> [Problem details]:
Copy each line of the data beneath in which the word "ttest" appears.

** Dataset excerpts follows **

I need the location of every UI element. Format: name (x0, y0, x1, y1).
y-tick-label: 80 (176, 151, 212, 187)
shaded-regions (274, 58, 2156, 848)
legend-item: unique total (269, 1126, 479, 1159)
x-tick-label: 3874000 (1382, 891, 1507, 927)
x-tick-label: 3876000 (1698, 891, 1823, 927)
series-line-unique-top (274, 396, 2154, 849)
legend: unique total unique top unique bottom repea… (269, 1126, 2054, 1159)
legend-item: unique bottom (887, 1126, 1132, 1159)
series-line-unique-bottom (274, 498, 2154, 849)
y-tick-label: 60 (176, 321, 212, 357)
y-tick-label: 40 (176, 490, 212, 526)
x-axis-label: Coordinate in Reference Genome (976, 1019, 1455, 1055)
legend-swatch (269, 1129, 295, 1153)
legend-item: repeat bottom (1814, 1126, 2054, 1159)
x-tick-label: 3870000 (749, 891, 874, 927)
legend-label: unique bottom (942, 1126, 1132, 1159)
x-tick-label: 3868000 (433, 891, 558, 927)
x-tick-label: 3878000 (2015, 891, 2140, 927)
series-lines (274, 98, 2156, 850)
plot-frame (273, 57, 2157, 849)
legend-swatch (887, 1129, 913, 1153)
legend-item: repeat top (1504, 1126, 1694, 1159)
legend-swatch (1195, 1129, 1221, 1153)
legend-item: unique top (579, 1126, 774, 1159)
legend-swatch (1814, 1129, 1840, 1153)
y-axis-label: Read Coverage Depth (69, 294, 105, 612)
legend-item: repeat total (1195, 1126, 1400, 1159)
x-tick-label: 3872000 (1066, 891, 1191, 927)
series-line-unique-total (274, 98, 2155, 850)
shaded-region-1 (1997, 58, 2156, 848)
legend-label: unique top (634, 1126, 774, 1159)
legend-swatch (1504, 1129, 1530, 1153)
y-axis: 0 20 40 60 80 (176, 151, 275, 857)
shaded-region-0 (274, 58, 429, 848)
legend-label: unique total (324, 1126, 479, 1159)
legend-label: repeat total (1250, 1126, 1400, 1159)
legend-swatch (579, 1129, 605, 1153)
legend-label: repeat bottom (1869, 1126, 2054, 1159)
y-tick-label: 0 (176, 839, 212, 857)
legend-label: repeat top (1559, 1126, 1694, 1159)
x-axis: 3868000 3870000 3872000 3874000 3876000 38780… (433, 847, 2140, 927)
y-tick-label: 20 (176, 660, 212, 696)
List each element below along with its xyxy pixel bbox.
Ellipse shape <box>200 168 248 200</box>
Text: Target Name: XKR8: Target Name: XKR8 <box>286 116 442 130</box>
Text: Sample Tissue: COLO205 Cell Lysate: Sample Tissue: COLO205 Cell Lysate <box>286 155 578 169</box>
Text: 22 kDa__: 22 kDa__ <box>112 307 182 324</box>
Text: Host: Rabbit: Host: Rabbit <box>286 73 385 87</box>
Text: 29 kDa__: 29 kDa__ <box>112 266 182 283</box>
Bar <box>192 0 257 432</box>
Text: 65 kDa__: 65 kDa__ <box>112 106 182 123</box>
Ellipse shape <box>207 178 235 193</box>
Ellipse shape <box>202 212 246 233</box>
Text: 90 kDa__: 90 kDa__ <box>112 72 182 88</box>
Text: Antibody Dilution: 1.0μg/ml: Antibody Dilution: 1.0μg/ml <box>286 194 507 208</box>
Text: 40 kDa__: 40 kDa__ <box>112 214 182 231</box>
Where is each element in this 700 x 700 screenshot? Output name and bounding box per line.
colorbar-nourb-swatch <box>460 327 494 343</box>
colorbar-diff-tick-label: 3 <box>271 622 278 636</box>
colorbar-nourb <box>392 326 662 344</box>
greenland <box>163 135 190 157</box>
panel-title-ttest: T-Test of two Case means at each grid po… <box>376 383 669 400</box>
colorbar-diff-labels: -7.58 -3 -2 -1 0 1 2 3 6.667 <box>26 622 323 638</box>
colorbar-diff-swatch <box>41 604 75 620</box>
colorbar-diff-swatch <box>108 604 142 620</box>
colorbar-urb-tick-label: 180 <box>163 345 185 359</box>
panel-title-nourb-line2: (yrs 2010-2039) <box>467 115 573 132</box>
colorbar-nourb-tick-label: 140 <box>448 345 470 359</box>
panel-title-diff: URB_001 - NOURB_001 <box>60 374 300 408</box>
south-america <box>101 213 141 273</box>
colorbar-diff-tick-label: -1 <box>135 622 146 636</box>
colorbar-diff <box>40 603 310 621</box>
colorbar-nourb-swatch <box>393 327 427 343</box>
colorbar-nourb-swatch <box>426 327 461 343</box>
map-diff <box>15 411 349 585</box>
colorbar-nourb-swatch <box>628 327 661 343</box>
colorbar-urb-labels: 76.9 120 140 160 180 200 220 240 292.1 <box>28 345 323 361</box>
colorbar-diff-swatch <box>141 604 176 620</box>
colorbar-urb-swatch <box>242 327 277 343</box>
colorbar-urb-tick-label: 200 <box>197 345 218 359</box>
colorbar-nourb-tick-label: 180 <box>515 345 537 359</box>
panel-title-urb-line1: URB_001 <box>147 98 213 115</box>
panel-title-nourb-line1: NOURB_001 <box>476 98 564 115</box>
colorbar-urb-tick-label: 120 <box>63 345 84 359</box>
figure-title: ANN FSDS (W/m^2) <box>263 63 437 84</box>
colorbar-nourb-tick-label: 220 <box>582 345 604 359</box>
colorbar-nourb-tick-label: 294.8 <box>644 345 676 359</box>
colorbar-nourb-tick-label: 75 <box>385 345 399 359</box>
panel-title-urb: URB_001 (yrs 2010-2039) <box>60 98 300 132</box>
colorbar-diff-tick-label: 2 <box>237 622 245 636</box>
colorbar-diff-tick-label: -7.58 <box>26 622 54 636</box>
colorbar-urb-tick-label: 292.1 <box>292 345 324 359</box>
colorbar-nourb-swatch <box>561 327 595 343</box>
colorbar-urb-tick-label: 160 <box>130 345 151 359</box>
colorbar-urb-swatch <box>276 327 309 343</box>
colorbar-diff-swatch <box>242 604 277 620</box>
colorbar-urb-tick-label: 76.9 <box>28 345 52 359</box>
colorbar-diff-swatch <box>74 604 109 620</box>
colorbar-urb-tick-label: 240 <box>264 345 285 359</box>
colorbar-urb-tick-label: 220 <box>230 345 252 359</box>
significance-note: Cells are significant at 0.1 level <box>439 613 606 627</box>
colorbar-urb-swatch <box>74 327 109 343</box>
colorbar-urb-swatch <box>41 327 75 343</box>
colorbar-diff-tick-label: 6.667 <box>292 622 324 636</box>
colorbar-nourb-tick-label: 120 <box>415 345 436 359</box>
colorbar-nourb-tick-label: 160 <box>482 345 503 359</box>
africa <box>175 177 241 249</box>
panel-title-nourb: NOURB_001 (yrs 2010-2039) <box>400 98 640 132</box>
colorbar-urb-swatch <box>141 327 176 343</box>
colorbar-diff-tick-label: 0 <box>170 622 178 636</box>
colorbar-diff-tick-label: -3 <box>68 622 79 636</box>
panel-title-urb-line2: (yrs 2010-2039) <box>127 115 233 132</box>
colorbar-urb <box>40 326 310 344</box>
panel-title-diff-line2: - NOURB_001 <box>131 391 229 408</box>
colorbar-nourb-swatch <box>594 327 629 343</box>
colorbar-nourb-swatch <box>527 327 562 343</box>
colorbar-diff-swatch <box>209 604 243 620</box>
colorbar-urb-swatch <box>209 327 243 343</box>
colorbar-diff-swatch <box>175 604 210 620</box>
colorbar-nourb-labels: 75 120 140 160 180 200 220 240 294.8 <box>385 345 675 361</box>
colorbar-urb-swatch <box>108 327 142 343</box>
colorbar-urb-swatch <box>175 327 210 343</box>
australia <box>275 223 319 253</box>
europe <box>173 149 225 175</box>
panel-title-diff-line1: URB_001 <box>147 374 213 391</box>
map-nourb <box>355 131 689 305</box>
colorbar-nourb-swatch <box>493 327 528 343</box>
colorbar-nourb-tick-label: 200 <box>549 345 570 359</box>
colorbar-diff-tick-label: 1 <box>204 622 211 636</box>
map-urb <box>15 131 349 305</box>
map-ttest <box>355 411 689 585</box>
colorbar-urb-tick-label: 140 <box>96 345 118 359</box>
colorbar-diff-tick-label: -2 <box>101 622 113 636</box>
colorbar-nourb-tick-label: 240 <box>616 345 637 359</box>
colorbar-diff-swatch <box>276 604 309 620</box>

** End of Dataset excerpts **

> [Task response]:
panel-title-ttest: T-Test of two Case means at each grid po… <box>376 383 669 400</box>
map-ttest <box>355 411 689 585</box>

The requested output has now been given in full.